[Dataset rows about figures]
━━━━━━━━━━━━━━━━━━━━━━━━━━━━━━
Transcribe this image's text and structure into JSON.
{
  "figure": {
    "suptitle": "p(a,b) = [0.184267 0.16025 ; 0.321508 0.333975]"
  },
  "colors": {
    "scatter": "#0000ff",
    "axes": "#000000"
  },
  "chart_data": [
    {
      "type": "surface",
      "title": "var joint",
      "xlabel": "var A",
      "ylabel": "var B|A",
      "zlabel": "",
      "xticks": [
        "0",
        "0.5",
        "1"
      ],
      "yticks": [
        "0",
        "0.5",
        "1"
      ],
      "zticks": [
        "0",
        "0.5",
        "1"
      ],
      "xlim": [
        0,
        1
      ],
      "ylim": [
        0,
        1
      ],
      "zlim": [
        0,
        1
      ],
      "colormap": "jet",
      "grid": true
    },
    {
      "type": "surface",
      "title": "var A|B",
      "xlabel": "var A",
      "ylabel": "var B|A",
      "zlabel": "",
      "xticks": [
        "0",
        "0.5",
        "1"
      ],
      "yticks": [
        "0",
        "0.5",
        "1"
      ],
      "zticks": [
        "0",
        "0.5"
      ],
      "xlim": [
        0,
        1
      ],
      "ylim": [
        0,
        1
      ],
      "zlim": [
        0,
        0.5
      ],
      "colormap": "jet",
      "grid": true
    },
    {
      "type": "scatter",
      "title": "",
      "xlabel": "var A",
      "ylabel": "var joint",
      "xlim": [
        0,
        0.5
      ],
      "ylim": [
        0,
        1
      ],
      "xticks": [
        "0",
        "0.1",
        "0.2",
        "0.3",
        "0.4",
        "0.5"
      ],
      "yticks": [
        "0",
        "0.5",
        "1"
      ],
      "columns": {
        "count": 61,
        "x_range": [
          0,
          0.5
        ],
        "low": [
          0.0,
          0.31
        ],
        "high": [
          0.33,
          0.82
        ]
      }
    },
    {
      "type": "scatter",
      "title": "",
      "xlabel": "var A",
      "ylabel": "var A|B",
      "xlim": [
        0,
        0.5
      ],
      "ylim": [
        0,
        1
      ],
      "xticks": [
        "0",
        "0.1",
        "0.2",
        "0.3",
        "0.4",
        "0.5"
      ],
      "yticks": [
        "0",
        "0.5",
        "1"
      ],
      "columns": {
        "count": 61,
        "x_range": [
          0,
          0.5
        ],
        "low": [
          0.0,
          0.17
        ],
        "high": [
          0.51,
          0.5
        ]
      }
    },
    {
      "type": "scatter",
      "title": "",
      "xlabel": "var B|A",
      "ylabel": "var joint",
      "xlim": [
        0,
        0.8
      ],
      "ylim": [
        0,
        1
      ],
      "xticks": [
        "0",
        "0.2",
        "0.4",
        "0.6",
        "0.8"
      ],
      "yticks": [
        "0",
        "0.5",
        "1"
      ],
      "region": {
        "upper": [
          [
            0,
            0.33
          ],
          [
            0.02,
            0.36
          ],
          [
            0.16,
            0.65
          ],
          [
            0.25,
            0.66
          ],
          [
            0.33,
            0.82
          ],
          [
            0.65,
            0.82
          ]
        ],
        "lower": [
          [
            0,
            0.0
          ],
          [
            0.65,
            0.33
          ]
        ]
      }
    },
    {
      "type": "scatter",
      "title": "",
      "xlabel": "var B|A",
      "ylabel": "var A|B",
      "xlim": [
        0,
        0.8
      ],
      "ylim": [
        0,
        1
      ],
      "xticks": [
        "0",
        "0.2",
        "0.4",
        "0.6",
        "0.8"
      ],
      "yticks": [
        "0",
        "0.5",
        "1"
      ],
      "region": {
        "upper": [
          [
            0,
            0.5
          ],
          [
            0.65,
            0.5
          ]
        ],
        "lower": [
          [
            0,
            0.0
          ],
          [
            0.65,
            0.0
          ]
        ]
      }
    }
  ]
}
━━━━━━━━━━━━━━━━━━━━━━━━━━━━━━
What you will do:
Print the entries exactly. Include every one.

Response:
Transcribe this image's text and structure into JSON.
{
  "figure": {
    "suptitle": "p(a,b) = [0.184267 0.16025 ; 0.321508 0.333975]"
  },
  "colors": {
    "scatter": "#0000ff",
    "axes": "#000000"
  },
  "chart_data": [
    {
      "type": "surface",
      "title": "var joint",
      "xlabel": "var A",
      "ylabel": "var B|A",
      "zlabel": "",
      "xticks": [
        "0",
        "0.5",
        "1"
      ],
      "yticks": [
        "0",
        "0.5",
        "1"
      ],
      "zticks": [
        "0",
        "0.5",
        "1"
      ],
      "xlim": [
        0,
        1
      ],
      "ylim": [
        0,
        1
      ],
      "zlim": [
        0,
        1
      ],
      "colormap": "jet",
      "grid": true
    },
    {
      "type": "surface",
      "title": "var A|B",
      "xlabel": "var A",
      "ylabel": "var B|A",
      "zlabel": "",
      "xticks": [
        "0",
        "0.5",
        "1"
      ],
      "yticks": [
        "0",
        "0.5",
        "1"
      ],
      "zticks": [
        "0",
        "0.5"
      ],
      "xlim": [
        0,
        1
      ],
      "ylim": [
        0,
        1
      ],
      "zlim": [
        0,
        0.5
      ],
      "colormap": "jet",
      "grid": true
    },
    {
      "type": "scatter",
      "title": "",
      "xlabel": "var A",
      "ylabel": "var joint",
      "xlim": [
        0,
        0.5
      ],
      "ylim": [
        0,
        1
      ],
      "xticks": [
        "0",
        "0.1",
        "0.2",
        "0.3",
        "0.4",
        "0.5"
      ],
      "yticks": [
        "0",
        "0.5",
        "1"
      ],
      "columns": {
        "count": 61,
        "x_range": [
          0,
          0.5
        ],
        "low": [
          0.0,
          0.31
        ],
        "high": [
          0.33,
          0.82
        ]
      }
    },
    {
      "type": "scatter",
      "title": "",
      "xlabel": "var A",
      "ylabel": "var A|B",
      "xlim": [
        0,
        0.5
      ],
      "ylim": [
        0,
        1
      ],
      "xticks": [
        "0",
        "0.1",
        "0.2",
        "0.3",
        "0.4",
        "0.5"
      ],
      "yticks": [
        "0",
        "0.5",
        "1"
      ],
      "columns": {
        "count": 61,
        "x_range": [
          0,
          0.5
        ],
        "low": [
          0.0,
          0.17
        ],
        "high": [
          0.51,
          0.5
        ]
      }
    },
    {
      "type": "scatter",
      "title": "",
      "xlabel": "var B|A",
      "ylabel": "var joint",
      "xlim": [
        0,
        0.8
      ],
      "ylim": [
        0,
        1
      ],
      "xticks": [
        "0",
        "0.2",
        "0.4",
        "0.6",
        "0.8"
      ],
      "yticks": [
        "0",
        "0.5",
        "1"
      ],
      "region": {
        "upper": [
          [
            0,
            0.33
          ],
          [
            0.02,
            0.36
          ],
          [
            0.16,
            0.65
          ],
          [
            0.25,
            0.66
          ],
          [
            0.33,
            0.82
          ],
          [
            0.65,
            0.82
          ]
        ],
        "lower": [
          [
            0,
            0.0
          ],
          [
            0.65,
            0.33
          ]
        ]
      }
    },
    {
      "type": "scatter",
      "title": "",
      "xlabel": "var B|A",
      "ylabel": "var A|B",
      "xlim": [
        0,
        0.8
      ],
      "ylim": [
        0,
        1
      ],
      "xticks": [
        "0",
        "0.2",
        "0.4",
        "0.6",
        "0.8"
      ],
      "yticks": [
        "0",
        "0.5",
        "1"
      ],
      "region": {
        "upper": [
          [
            0,
            0.5
          ],
          [
            0.65,
            0.5
          ]
        ],
        "lower": [
          [
            0,
            0.0
          ],
          [
            0.65,
            0.0
          ]
        ]
      }
    }
  ]
}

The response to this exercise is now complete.